(Collected data entries)
□ □ □

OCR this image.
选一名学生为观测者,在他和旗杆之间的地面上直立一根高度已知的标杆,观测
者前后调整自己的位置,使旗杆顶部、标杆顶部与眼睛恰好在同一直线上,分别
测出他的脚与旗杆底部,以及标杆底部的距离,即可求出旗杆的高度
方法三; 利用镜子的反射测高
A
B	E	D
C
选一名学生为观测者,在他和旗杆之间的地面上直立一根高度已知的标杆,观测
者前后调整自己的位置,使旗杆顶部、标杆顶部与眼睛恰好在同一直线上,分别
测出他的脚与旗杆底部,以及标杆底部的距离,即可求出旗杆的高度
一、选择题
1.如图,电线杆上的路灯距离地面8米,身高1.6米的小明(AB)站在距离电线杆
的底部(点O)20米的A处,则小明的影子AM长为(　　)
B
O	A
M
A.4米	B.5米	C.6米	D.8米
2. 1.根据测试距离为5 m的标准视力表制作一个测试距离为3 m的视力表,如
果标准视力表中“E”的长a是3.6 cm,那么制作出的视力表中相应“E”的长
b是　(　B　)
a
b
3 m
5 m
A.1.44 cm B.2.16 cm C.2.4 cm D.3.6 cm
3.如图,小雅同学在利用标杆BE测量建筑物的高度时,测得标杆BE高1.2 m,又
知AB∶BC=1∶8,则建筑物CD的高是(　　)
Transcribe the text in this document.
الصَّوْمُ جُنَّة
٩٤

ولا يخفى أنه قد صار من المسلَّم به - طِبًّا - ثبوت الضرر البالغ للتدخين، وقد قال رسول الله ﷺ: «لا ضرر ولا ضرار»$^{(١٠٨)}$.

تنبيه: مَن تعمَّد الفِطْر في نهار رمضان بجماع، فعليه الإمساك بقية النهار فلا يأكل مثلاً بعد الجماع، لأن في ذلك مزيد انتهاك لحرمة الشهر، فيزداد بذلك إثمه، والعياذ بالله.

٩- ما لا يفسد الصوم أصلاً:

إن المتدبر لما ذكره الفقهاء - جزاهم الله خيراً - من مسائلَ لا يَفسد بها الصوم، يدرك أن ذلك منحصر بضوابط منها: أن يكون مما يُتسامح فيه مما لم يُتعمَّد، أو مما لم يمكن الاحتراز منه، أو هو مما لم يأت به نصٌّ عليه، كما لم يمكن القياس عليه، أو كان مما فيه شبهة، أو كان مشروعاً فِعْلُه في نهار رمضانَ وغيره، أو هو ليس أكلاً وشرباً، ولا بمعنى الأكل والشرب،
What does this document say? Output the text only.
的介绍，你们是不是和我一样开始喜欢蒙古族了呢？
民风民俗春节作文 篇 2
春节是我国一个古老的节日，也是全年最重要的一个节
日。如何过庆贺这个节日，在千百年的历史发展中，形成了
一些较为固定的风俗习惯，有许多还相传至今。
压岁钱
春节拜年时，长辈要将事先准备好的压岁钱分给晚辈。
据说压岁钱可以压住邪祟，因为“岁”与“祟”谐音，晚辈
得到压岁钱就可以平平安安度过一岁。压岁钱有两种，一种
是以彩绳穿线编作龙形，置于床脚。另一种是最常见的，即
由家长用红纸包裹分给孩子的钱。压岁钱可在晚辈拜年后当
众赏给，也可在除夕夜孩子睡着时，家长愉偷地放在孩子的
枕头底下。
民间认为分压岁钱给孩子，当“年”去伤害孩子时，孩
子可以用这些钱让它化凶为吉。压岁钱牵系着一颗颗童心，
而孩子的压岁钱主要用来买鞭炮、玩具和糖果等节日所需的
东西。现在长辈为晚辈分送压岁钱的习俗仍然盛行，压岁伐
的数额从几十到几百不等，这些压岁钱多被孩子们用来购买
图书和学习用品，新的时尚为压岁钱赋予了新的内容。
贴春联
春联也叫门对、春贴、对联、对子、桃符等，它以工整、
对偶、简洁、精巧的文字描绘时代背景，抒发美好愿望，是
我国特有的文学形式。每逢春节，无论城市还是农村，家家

□ □ □

* [THE REQUEST]:
Locate the lines above that hold the word "text". Show every one of them.

* [RESULT OF THE EXERCISE]:
Transcribe the text in this document.
What does this document say? Output the text only.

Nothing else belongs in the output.